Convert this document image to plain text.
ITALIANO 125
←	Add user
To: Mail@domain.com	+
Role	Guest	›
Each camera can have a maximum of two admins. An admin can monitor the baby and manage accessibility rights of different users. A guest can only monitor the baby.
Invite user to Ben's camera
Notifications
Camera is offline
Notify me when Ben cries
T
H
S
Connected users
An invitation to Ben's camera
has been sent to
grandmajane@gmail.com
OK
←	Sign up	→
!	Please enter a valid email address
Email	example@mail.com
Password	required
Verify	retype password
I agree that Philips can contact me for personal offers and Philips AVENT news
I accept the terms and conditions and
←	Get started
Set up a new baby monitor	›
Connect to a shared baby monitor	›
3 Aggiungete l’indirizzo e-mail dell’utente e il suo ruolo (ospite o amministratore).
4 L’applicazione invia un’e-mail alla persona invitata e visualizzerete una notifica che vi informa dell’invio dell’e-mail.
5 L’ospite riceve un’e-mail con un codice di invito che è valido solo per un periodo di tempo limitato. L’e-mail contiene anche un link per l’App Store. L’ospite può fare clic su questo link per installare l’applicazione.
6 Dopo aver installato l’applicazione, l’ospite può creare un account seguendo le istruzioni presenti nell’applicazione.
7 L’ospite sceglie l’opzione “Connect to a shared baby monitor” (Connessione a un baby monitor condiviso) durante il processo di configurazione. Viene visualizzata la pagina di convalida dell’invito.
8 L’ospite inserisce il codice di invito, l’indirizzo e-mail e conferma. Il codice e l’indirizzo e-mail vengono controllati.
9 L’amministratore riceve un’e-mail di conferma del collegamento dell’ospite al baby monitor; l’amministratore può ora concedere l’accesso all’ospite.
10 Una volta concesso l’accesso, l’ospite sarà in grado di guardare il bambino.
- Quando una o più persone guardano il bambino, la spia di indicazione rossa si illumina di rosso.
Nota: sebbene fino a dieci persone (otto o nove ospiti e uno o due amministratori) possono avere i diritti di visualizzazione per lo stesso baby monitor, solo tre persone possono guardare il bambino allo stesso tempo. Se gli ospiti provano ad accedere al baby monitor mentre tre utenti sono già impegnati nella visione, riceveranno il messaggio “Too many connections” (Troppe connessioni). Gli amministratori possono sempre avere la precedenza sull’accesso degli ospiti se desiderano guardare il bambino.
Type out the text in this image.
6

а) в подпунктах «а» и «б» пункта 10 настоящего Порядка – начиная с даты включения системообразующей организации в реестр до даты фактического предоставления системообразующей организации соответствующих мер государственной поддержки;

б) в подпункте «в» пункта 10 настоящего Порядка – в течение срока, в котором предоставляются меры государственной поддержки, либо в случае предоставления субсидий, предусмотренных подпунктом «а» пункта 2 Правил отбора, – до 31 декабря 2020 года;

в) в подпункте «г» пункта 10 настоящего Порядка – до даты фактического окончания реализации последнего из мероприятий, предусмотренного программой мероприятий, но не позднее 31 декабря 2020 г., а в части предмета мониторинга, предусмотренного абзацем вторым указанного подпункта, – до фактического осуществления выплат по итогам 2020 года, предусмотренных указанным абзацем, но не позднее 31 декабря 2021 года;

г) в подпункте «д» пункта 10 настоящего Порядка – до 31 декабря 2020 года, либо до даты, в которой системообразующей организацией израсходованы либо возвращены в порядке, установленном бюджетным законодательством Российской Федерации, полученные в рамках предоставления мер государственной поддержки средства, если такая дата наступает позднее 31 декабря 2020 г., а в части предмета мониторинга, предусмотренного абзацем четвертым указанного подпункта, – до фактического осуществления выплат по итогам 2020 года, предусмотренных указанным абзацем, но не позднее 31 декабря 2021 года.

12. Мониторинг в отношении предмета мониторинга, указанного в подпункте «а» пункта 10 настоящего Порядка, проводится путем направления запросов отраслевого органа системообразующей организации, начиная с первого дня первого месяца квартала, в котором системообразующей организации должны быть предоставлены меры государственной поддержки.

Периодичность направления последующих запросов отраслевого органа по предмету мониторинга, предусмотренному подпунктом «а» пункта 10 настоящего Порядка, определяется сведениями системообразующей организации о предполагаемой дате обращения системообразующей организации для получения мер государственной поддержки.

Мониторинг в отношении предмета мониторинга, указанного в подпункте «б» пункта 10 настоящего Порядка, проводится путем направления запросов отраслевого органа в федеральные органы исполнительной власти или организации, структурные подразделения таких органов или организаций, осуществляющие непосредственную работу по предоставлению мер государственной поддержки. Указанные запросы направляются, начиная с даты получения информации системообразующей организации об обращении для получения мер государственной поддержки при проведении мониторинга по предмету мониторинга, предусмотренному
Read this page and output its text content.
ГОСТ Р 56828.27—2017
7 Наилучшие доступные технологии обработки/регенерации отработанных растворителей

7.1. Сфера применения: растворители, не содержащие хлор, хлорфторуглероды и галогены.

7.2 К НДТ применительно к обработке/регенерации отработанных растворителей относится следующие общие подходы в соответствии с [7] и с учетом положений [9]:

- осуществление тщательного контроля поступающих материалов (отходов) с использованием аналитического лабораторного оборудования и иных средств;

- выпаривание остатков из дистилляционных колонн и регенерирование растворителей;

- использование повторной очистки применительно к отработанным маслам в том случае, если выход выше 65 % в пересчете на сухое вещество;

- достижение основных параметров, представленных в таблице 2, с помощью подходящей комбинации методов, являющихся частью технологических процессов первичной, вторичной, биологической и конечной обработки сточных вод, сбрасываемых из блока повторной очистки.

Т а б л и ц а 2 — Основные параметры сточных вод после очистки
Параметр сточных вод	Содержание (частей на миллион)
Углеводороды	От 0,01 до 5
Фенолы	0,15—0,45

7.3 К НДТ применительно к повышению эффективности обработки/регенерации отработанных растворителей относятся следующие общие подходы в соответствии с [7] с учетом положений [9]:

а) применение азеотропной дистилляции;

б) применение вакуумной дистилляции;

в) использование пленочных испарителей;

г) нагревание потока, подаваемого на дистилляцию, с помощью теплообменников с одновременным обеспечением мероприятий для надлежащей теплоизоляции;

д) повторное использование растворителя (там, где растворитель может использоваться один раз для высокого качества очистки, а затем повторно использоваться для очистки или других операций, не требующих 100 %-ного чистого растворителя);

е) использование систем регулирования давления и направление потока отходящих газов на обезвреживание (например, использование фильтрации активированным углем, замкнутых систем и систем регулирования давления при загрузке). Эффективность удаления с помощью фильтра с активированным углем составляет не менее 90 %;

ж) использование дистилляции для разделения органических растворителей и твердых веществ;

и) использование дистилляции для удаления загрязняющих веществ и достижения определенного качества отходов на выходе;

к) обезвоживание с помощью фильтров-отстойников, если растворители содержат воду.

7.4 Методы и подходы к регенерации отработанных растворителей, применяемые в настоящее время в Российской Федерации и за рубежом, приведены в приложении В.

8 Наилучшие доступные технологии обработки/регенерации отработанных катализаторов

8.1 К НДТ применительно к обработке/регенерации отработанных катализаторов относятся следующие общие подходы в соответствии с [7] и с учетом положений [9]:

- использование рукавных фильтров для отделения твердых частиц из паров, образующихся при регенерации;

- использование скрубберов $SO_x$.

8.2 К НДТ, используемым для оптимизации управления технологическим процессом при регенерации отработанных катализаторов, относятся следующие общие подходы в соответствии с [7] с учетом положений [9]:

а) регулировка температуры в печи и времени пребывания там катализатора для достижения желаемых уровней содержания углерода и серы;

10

- _Work instructions_: Extract every entry above as it appears.

- _Problem solution_:
Convert this document image to plain text.
ITALIANO 125
←	Add user
To: Mail@domain.com	+
Role	Guest	›
Each camera can have a maximum of two admins. An admin can monitor the baby and manage accessibility rights of different users. A guest can only monitor the baby.
Invite user to Ben's camera
Notifications
Camera is offline
Notify me when Ben cries
T
H
S
Connected users
An invitation to Ben's camera
has been sent to
grandmajane@gmail.com
OK
←	Sign up	→
!	Please enter a valid email address
Email	example@mail.com
Password	required
Verify	retype password
I agree that Philips can contact me for personal offers and Philips AVENT news
I accept the terms and conditions and
←	Get started
Set up a new baby monitor	›
Connect to a shared baby monitor	›
3 Aggiungete l’indirizzo e-mail dell’utente e il suo ruolo (ospite o amministratore).
4 L’applicazione invia un’e-mail alla persona invitata e visualizzerete una notifica che vi informa dell’invio dell’e-mail.
5 L’ospite riceve un’e-mail con un codice di invito che è valido solo per un periodo di tempo limitato. L’e-mail contiene anche un link per l’App Store. L’ospite può fare clic su questo link per installare l’applicazione.
6 Dopo aver installato l’applicazione, l’ospite può creare un account seguendo le istruzioni presenti nell’applicazione.
7 L’ospite sceglie l’opzione “Connect to a shared baby monitor” (Connessione a un baby monitor condiviso) durante il processo di configurazione. Viene visualizzata la pagina di convalida dell’invito.
8 L’ospite inserisce il codice di invito, l’indirizzo e-mail e conferma. Il codice e l’indirizzo e-mail vengono controllati.
9 L’amministratore riceve un’e-mail di conferma del collegamento dell’ospite al baby monitor; l’amministratore può ora concedere l’accesso all’ospite.
10 Una volta concesso l’accesso, l’ospite sarà in grado di guardare il bambino.
- Quando una o più persone guardano il bambino, la spia di indicazione rossa si illumina di rosso.
Nota: sebbene fino a dieci persone (otto o nove ospiti e uno o due amministratori) possono avere i diritti di visualizzazione per lo stesso baby monitor, solo tre persone possono guardare il bambino allo stesso tempo. Se gli ospiti provano ad accedere al baby monitor mentre tre utenti sono già impegnati nella visione, riceveranno il messaggio “Too many connections” (Troppe connessioni). Gli amministratori possono sempre avere la precedenza sull’accesso degli ospiti se desiderano guardare il bambino.
Type out the text in this image.
6

а) в подпунктах «а» и «б» пункта 10 настоящего Порядка – начиная с даты включения системообразующей организации в реестр до даты фактического предоставления системообразующей организации соответствующих мер государственной поддержки;

б) в подпункте «в» пункта 10 настоящего Порядка – в течение срока, в котором предоставляются меры государственной поддержки, либо в случае предоставления субсидий, предусмотренных подпунктом «а» пункта 2 Правил отбора, – до 31 декабря 2020 года;

в) в подпункте «г» пункта 10 настоящего Порядка – до даты фактического окончания реализации последнего из мероприятий, предусмотренного программой мероприятий, но не позднее 31 декабря 2020 г., а в части предмета мониторинга, предусмотренного абзацем вторым указанного подпункта, – до фактического осуществления выплат по итогам 2020 года, предусмотренных указанным абзацем, но не позднее 31 декабря 2021 года;

г) в подпункте «д» пункта 10 настоящего Порядка – до 31 декабря 2020 года, либо до даты, в которой системообразующей организацией израсходованы либо возвращены в порядке, установленном бюджетным законодательством Российской Федерации, полученные в рамках предоставления мер государственной поддержки средства, если такая дата наступает позднее 31 декабря 2020 г., а в части предмета мониторинга, предусмотренного абзацем четвертым указанного подпункта, – до фактического осуществления выплат по итогам 2020 года, предусмотренных указанным абзацем, но не позднее 31 декабря 2021 года.

12. Мониторинг в отношении предмета мониторинга, указанного в подпункте «а» пункта 10 настоящего Порядка, проводится путем направления запросов отраслевого органа системообразующей организации, начиная с первого дня первого месяца квартала, в котором системообразующей организации должны быть предоставлены меры государственной поддержки.

Периодичность направления последующих запросов отраслевого органа по предмету мониторинга, предусмотренному подпунктом «а» пункта 10 настоящего Порядка, определяется сведениями системообразующей организации о предполагаемой дате обращения системообразующей организации для получения мер государственной поддержки.

Мониторинг в отношении предмета мониторинга, указанного в подпункте «б» пункта 10 настоящего Порядка, проводится путем направления запросов отраслевого органа в федеральные органы исполнительной власти или организации, структурные подразделения таких органов или организаций, осуществляющие непосредственную работу по предоставлению мер государственной поддержки. Указанные запросы направляются, начиная с даты получения информации системообразующей организации об обращении для получения мер государственной поддержки при проведении мониторинга по предмету мониторинга, предусмотренному
Read this page and output its text content.
ГОСТ Р 56828.27—2017
7 Наилучшие доступные технологии обработки/регенерации отработанных растворителей

7.1. Сфера применения: растворители, не содержащие хлор, хлорфторуглероды и галогены.

7.2 К НДТ применительно к обработке/регенерации отработанных растворителей относится следующие общие подходы в соответствии с [7] и с учетом положений [9]:

- осуществление тщательного контроля поступающих материалов (отходов) с использованием аналитического лабораторного оборудования и иных средств;

- выпаривание остатков из дистилляционных колонн и регенерирование растворителей;

- использование повторной очистки применительно к отработанным маслам в том случае, если выход выше 65 % в пересчете на сухое вещество;

- достижение основных параметров, представленных в таблице 2, с помощью подходящей комбинации методов, являющихся частью технологических процессов первичной, вторичной, биологической и конечной обработки сточных вод, сбрасываемых из блока повторной очистки.

Т а б л и ц а 2 — Основные параметры сточных вод после очистки
Параметр сточных вод	Содержание (частей на миллион)
Углеводороды	От 0,01 до 5
Фенолы	0,15—0,45

7.3 К НДТ применительно к повышению эффективности обработки/регенерации отработанных растворителей относятся следующие общие подходы в соответствии с [7] с учетом положений [9]:

а) применение азеотропной дистилляции;

б) применение вакуумной дистилляции;

в) использование пленочных испарителей;

г) нагревание потока, подаваемого на дистилляцию, с помощью теплообменников с одновременным обеспечением мероприятий для надлежащей теплоизоляции;

д) повторное использование растворителя (там, где растворитель может использоваться один раз для высокого качества очистки, а затем повторно использоваться для очистки или других операций, не требующих 100 %-ного чистого растворителя);

е) использование систем регулирования давления и направление потока отходящих газов на обезвреживание (например, использование фильтрации активированным углем, замкнутых систем и систем регулирования давления при загрузке). Эффективность удаления с помощью фильтра с активированным углем составляет не менее 90 %;

ж) использование дистилляции для разделения органических растворителей и твердых веществ;

и) использование дистилляции для удаления загрязняющих веществ и достижения определенного качества отходов на выходе;

к) обезвоживание с помощью фильтров-отстойников, если растворители содержат воду.

7.4 Методы и подходы к регенерации отработанных растворителей, применяемые в настоящее время в Российской Федерации и за рубежом, приведены в приложении В.

8 Наилучшие доступные технологии обработки/регенерации отработанных катализаторов

8.1 К НДТ применительно к обработке/регенерации отработанных катализаторов относятся следующие общие подходы в соответствии с [7] и с учетом положений [9]:

- использование рукавных фильтров для отделения твердых частиц из паров, образующихся при регенерации;

- использование скрубберов $SO_x$.

8.2 К НДТ, используемым для оптимизации управления технологическим процессом при регенерации отработанных катализаторов, относятся следующие общие подходы в соответствии с [7] с учетом положений [9]:

а) регулировка температуры в печи и времени пребывания там катализатора для достижения желаемых уровней содержания углерода и серы;

10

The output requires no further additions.